● Objective:
Collect from the data below each line with "Torres".

━━ Provided information

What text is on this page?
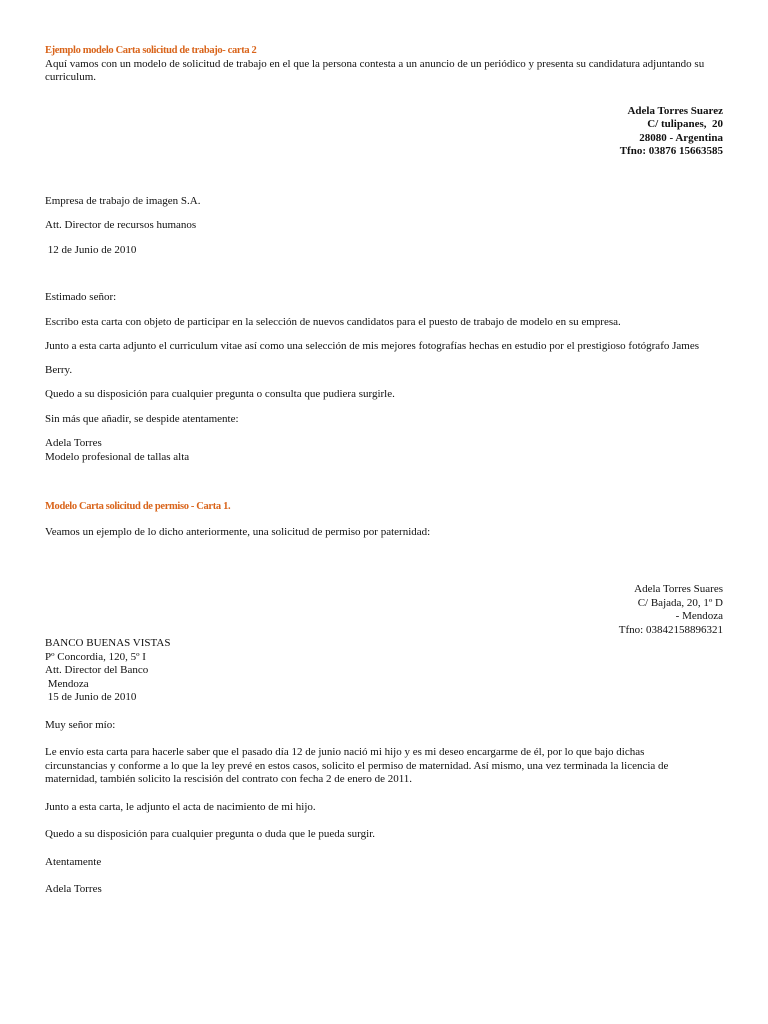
Ejemplo modelo Carta solicitud de trabajo- carta 2

Aquí vamos con un modelo de solicitud de trabajo en el que la persona contesta a un anuncio de un periódico y presenta su candidatura adjuntando su curriculum.

Adela Torres Suarez
C/ tulipanes,  20
28080 - Argentina
Tfno: 03876 15663585

Empresa de trabajo de imagen S.A.

Att. Director de recursos humanos

12 de Junio de 2010

Estimado señor:

Escribo esta carta con objeto de participar en la selección de nuevos candidatos para el puesto de trabajo de modelo en su empresa.

Junto a esta carta adjunto el curriculum vitae así como una selección de mis mejores fotografías hechas en estudio por el prestigioso fotógrafo James

Berry.

Quedo a su disposición para cualquier pregunta o consulta que pudiera surgirle.

Sin más que añadir, se despide atentamente:

Adela Torres

Modelo profesional de tallas alta

Modelo Carta solicitud de permiso - Carta 1.

Veamos un ejemplo de lo dicho anteriormente, una solicitud de permiso por paternidad:

Adela Torres Suares
C/ Bajada, 20, 1º D
- Mendoza
Tfno: 03842158896321
BANCO BUENAS VISTAS
Pº Concordia, 120, 5º I
Att. Director del Banco
Mendoza
15 de Junio de 2010

Muy señor mío:

Le envío esta carta para hacerle saber que el pasado día 12 de junio nació mi hijo y es mi deseo encargarme de él, por lo que bajo dichas
circunstancias y conforme a lo que la ley prevé en estos casos, solicito el permiso de maternidad. Así mismo, una vez terminada la licencia de
maternidad, también solicito la rescisión del contrato con fecha 2 de enero de 2011.

Junto a esta carta, le adjunto el acta de nacimiento de mi hijo.

Quedo a su disposición para cualquier pregunta o duda que le pueda surgir.

Atentamente

Adela Torres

━━━━

● Worked solution:
Adela Torres Suarez
Adela Torres
Adela Torres Suares
Adela Torres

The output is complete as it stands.